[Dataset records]
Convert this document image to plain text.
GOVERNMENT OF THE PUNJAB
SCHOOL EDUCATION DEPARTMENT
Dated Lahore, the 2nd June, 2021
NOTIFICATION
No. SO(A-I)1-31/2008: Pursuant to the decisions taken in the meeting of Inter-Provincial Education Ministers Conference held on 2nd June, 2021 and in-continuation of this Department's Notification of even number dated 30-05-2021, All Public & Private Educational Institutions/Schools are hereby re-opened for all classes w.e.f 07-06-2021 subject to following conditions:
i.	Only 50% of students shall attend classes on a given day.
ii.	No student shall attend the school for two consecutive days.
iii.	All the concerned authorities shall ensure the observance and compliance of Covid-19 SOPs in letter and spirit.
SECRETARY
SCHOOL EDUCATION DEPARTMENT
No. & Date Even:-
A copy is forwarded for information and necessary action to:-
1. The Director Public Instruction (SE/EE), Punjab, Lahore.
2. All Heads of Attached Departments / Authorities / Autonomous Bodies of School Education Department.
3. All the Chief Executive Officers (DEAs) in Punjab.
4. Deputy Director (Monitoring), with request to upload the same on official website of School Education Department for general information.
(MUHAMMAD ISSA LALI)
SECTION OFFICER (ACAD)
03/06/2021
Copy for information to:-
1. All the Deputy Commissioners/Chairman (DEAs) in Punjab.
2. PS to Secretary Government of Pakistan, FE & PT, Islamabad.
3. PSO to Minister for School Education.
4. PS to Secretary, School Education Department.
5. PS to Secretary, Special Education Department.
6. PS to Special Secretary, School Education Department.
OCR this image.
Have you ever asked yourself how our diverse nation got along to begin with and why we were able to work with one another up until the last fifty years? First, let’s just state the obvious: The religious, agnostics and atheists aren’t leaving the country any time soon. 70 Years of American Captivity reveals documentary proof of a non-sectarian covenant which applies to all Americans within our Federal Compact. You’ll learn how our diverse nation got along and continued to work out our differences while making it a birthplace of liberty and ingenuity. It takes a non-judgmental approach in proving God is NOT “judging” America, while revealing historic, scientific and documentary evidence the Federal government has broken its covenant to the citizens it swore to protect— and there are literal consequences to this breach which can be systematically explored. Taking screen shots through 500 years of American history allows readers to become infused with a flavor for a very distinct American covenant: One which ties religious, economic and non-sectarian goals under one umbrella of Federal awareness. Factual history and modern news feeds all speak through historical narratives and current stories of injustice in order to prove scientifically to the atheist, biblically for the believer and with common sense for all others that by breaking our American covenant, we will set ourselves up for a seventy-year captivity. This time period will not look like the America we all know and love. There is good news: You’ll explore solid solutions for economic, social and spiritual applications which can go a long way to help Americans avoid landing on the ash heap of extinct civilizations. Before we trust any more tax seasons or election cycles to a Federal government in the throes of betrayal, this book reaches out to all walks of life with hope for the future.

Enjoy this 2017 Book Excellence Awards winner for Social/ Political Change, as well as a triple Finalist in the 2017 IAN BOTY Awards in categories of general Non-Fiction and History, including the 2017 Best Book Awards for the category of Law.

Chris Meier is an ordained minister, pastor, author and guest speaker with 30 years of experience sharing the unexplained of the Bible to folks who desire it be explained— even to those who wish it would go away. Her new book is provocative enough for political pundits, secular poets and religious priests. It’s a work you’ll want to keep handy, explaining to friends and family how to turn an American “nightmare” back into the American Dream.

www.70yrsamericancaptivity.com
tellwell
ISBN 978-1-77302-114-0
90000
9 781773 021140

(Objective):
Repeat every line of the data, exactly and in full.

(Solution for this exercise):
Convert this document image to plain text.
GOVERNMENT OF THE PUNJAB
SCHOOL EDUCATION DEPARTMENT
Dated Lahore, the 2nd June, 2021
NOTIFICATION
No. SO(A-I)1-31/2008: Pursuant to the decisions taken in the meeting of Inter-Provincial Education Ministers Conference held on 2nd June, 2021 and in-continuation of this Department's Notification of even number dated 30-05-2021, All Public & Private Educational Institutions/Schools are hereby re-opened for all classes w.e.f 07-06-2021 subject to following conditions:
i.	Only 50% of students shall attend classes on a given day.
ii.	No student shall attend the school for two consecutive days.
iii.	All the concerned authorities shall ensure the observance and compliance of Covid-19 SOPs in letter and spirit.
SECRETARY
SCHOOL EDUCATION DEPARTMENT
No. & Date Even:-
A copy is forwarded for information and necessary action to:-
1. The Director Public Instruction (SE/EE), Punjab, Lahore.
2. All Heads of Attached Departments / Authorities / Autonomous Bodies of School Education Department.
3. All the Chief Executive Officers (DEAs) in Punjab.
4. Deputy Director (Monitoring), with request to upload the same on official website of School Education Department for general information.
(MUHAMMAD ISSA LALI)
SECTION OFFICER (ACAD)
03/06/2021
Copy for information to:-
1. All the Deputy Commissioners/Chairman (DEAs) in Punjab.
2. PS to Secretary Government of Pakistan, FE & PT, Islamabad.
3. PSO to Minister for School Education.
4. PS to Secretary, School Education Department.
5. PS to Secretary, Special Education Department.
6. PS to Special Secretary, School Education Department.
OCR this image.
Have you ever asked yourself how our diverse nation got along to begin with and why we were able to work with one another up until the last fifty years? First, let’s just state the obvious: The religious, agnostics and atheists aren’t leaving the country any time soon. 70 Years of American Captivity reveals documentary proof of a non-sectarian covenant which applies to all Americans within our Federal Compact. You’ll learn how our diverse nation got along and continued to work out our differences while making it a birthplace of liberty and ingenuity. It takes a non-judgmental approach in proving God is NOT “judging” America, while revealing historic, scientific and documentary evidence the Federal government has broken its covenant to the citizens it swore to protect— and there are literal consequences to this breach which can be systematically explored. Taking screen shots through 500 years of American history allows readers to become infused with a flavor for a very distinct American covenant: One which ties religious, economic and non-sectarian goals under one umbrella of Federal awareness. Factual history and modern news feeds all speak through historical narratives and current stories of injustice in order to prove scientifically to the atheist, biblically for the believer and with common sense for all others that by breaking our American covenant, we will set ourselves up for a seventy-year captivity. This time period will not look like the America we all know and love. There is good news: You’ll explore solid solutions for economic, social and spiritual applications which can go a long way to help Americans avoid landing on the ash heap of extinct civilizations. Before we trust any more tax seasons or election cycles to a Federal government in the throes of betrayal, this book reaches out to all walks of life with hope for the future.

Enjoy this 2017 Book Excellence Awards winner for Social/ Political Change, as well as a triple Finalist in the 2017 IAN BOTY Awards in categories of general Non-Fiction and History, including the 2017 Best Book Awards for the category of Law.

Chris Meier is an ordained minister, pastor, author and guest speaker with 30 years of experience sharing the unexplained of the Bible to folks who desire it be explained— even to those who wish it would go away. Her new book is provocative enough for political pundits, secular poets and religious priests. It’s a work you’ll want to keep handy, explaining to friends and family how to turn an American “nightmare” back into the American Dream.

www.70yrsamericancaptivity.com
tellwell
ISBN 978-1-77302-114-0
90000
9 781773 021140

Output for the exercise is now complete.